* _The exercise_: Across the entries below, how many lines contain the string "JSON"? Give only the count.

%%

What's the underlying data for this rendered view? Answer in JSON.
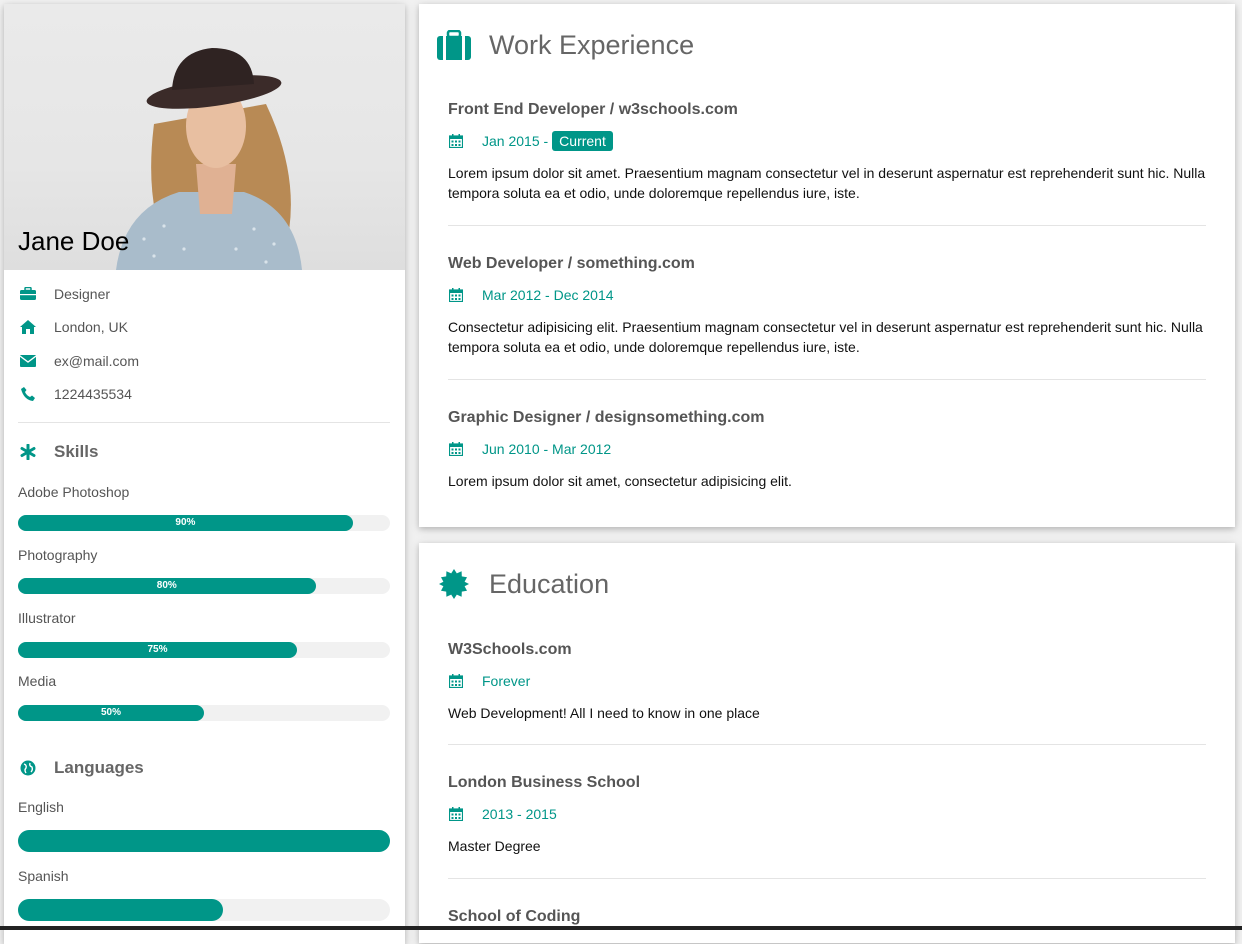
{
  "colors": {
    "accent": "#009688",
    "bar_track": "#f1f1f1",
    "page_bg": "#f1f1f1"
  },
  "profile": {
    "name": "Jane Doe",
    "info": [
      {
        "icon": "briefcase-icon",
        "text": "Designer"
      },
      {
        "icon": "home-icon",
        "text": "London, UK"
      },
      {
        "icon": "envelope-icon",
        "text": "ex@mail.com"
      },
      {
        "icon": "phone-icon",
        "text": "1224435534"
      }
    ]
  },
  "skills": {
    "title": "Skills",
    "icon": "asterisk-icon",
    "items": [
      {
        "label": "Adobe Photoshop",
        "percent": 90,
        "text": "90%"
      },
      {
        "label": "Photography",
        "percent": 80,
        "text": "80%"
      },
      {
        "label": "Illustrator",
        "percent": 75,
        "text": "75%"
      },
      {
        "label": "Media",
        "percent": 50,
        "text": "50%"
      }
    ]
  },
  "languages": {
    "title": "Languages",
    "icon": "globe-icon",
    "items": [
      {
        "label": "English",
        "percent": 100
      },
      {
        "label": "Spanish",
        "percent": 55
      }
    ]
  },
  "work": {
    "title": "Work Experience",
    "icon": "suitcase-icon",
    "entries": [
      {
        "title": "Front End Developer / w3schools.com",
        "date": "Jan 2015 -",
        "tag": "Current",
        "desc": "Lorem ipsum dolor sit amet. Praesentium magnam consectetur vel in deserunt aspernatur est reprehenderit sunt hic. Nulla tempora soluta ea et odio, unde doloremque repellendus iure, iste."
      },
      {
        "title": "Web Developer / something.com",
        "date": "Mar 2012 - Dec 2014",
        "desc": "Consectetur adipisicing elit. Praesentium magnam consectetur vel in deserunt aspernatur est reprehenderit sunt hic. Nulla tempora soluta ea et odio, unde doloremque repellendus iure, iste."
      },
      {
        "title": "Graphic Designer / designsomething.com",
        "date": "Jun 2010 - Mar 2012",
        "desc": "Lorem ipsum dolor sit amet, consectetur adipisicing elit."
      }
    ]
  },
  "education": {
    "title": "Education",
    "icon": "certificate-icon",
    "entries": [
      {
        "title": "W3Schools.com",
        "date": "Forever",
        "desc": "Web Development! All I need to know in one place"
      },
      {
        "title": "London Business School",
        "date": "2013 - 2015",
        "desc": "Master Degree"
      },
      {
        "title": "School of Coding"
      }
    ]
  }
}
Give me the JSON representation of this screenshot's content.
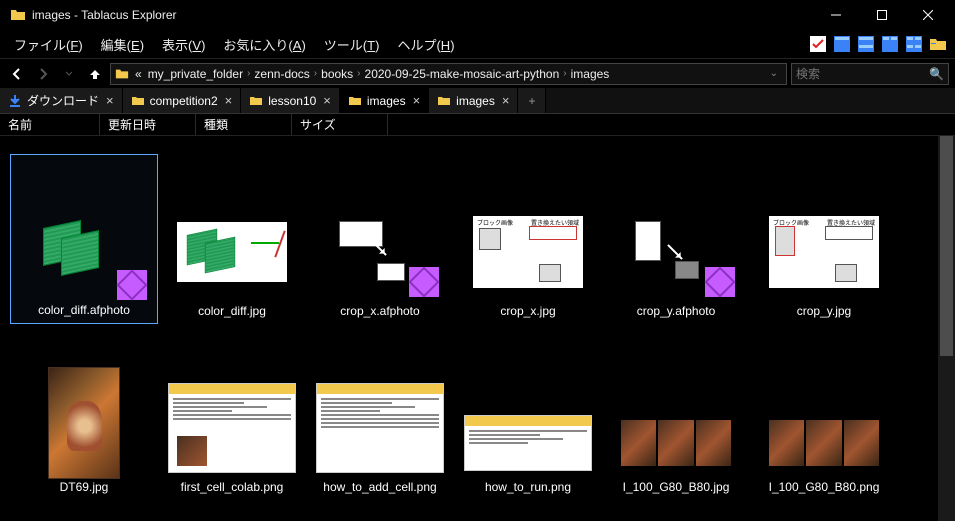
{
  "window": {
    "title": "images - Tablacus Explorer"
  },
  "menu": {
    "items": [
      {
        "label": "ファイル",
        "accel": "F"
      },
      {
        "label": "編集",
        "accel": "E"
      },
      {
        "label": "表示",
        "accel": "V"
      },
      {
        "label": "お気に入り",
        "accel": "A"
      },
      {
        "label": "ツール",
        "accel": "T"
      },
      {
        "label": "ヘルプ",
        "accel": "H"
      }
    ]
  },
  "breadcrumb": {
    "prefix": "«",
    "parts": [
      "my_private_folder",
      "zenn-docs",
      "books",
      "2020-09-25-make-mosaic-art-python",
      "images"
    ]
  },
  "search": {
    "placeholder": "検索"
  },
  "tabs": [
    {
      "label": "ダウンロード",
      "icon": "download",
      "active": false
    },
    {
      "label": "competition2",
      "icon": "folder",
      "active": false
    },
    {
      "label": "lesson10",
      "icon": "folder",
      "active": false
    },
    {
      "label": "images",
      "icon": "folder",
      "active": true
    },
    {
      "label": "images",
      "icon": "folder",
      "active": false
    }
  ],
  "columns": [
    "名前",
    "更新日時",
    "種類",
    "サイズ"
  ],
  "files": [
    {
      "name": "color_diff.afphoto",
      "kind": "afphoto-grid",
      "selected": true
    },
    {
      "name": "color_diff.jpg",
      "kind": "jpg-grid"
    },
    {
      "name": "crop_x.afphoto",
      "kind": "afphoto-cropx"
    },
    {
      "name": "crop_x.jpg",
      "kind": "jpg-cropx"
    },
    {
      "name": "crop_y.afphoto",
      "kind": "afphoto-cropy"
    },
    {
      "name": "crop_y.jpg",
      "kind": "jpg-cropy"
    },
    {
      "name": "DT69.jpg",
      "kind": "painting"
    },
    {
      "name": "first_cell_colab.png",
      "kind": "code1"
    },
    {
      "name": "how_to_add_cell.png",
      "kind": "code2"
    },
    {
      "name": "how_to_run.png",
      "kind": "code3"
    },
    {
      "name": "I_100_G80_B80.jpg",
      "kind": "triple"
    },
    {
      "name": "I_100_G80_B80.png",
      "kind": "triple"
    }
  ]
}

%%

* _The reply_: 2